* _RICHIESTA DEL COMPITO_: Trascrivi parola per parola ogni riga dei record seguenti, senza modificare nulla.

* _RECORD FORNITI_:
*****
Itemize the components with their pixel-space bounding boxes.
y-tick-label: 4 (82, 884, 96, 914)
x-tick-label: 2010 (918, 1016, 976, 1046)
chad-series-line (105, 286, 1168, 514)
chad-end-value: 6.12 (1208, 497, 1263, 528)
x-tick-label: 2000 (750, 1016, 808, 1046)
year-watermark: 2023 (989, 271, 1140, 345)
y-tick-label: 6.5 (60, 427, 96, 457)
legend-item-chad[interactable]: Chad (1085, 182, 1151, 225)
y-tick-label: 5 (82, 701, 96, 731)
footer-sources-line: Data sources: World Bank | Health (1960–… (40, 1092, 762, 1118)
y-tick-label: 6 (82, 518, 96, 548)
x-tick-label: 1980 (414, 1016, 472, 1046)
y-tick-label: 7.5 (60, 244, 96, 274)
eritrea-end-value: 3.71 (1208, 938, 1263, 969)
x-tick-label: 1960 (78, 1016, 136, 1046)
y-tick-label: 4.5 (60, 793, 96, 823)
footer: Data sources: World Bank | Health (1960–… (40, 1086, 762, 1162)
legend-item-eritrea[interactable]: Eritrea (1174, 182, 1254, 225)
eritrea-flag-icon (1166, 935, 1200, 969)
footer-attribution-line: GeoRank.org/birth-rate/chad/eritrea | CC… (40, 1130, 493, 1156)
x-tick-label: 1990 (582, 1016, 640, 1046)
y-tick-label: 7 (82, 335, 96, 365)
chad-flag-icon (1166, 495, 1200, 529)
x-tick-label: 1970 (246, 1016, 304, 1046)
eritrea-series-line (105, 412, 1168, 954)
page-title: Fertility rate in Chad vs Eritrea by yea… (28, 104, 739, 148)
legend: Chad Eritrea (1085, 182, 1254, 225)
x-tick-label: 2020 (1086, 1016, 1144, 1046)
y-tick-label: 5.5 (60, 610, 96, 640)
*****
* _RISULTATO DEL COMPITO_:
Itemize the components with their pixel-space bounding boxes.
y-tick-label: 4 (82, 884, 96, 914)
x-tick-label: 2010 (918, 1016, 976, 1046)
chad-series-line (105, 286, 1168, 514)
chad-end-value: 6.12 (1208, 497, 1263, 528)
x-tick-label: 2000 (750, 1016, 808, 1046)
year-watermark: 2023 (989, 271, 1140, 345)
y-tick-label: 6.5 (60, 427, 96, 457)
legend-item-chad[interactable]: Chad (1085, 182, 1151, 225)
y-tick-label: 5 (82, 701, 96, 731)
footer-sources-line: Data sources: World Bank | Health (1960–… (40, 1092, 762, 1118)
y-tick-label: 6 (82, 518, 96, 548)
x-tick-label: 1980 (414, 1016, 472, 1046)
y-tick-label: 7.5 (60, 244, 96, 274)
eritrea-end-value: 3.71 (1208, 938, 1263, 969)
x-tick-label: 1960 (78, 1016, 136, 1046)
y-tick-label: 4.5 (60, 793, 96, 823)
footer: Data sources: World Bank | Health (1960–… (40, 1086, 762, 1162)
legend-item-eritrea[interactable]: Eritrea (1174, 182, 1254, 225)
eritrea-flag-icon (1166, 935, 1200, 969)
footer-attribution-line: GeoRank.org/birth-rate/chad/eritrea | CC… (40, 1130, 493, 1156)
x-tick-label: 1990 (582, 1016, 640, 1046)
y-tick-label: 7 (82, 335, 96, 365)
chad-flag-icon (1166, 495, 1200, 529)
x-tick-label: 1970 (246, 1016, 304, 1046)
eritrea-series-line (105, 412, 1168, 954)
page-title: Fertility rate in Chad vs Eritrea by yea… (28, 104, 739, 148)
legend: Chad Eritrea (1085, 182, 1254, 225)
x-tick-label: 2020 (1086, 1016, 1144, 1046)
y-tick-label: 5.5 (60, 610, 96, 640)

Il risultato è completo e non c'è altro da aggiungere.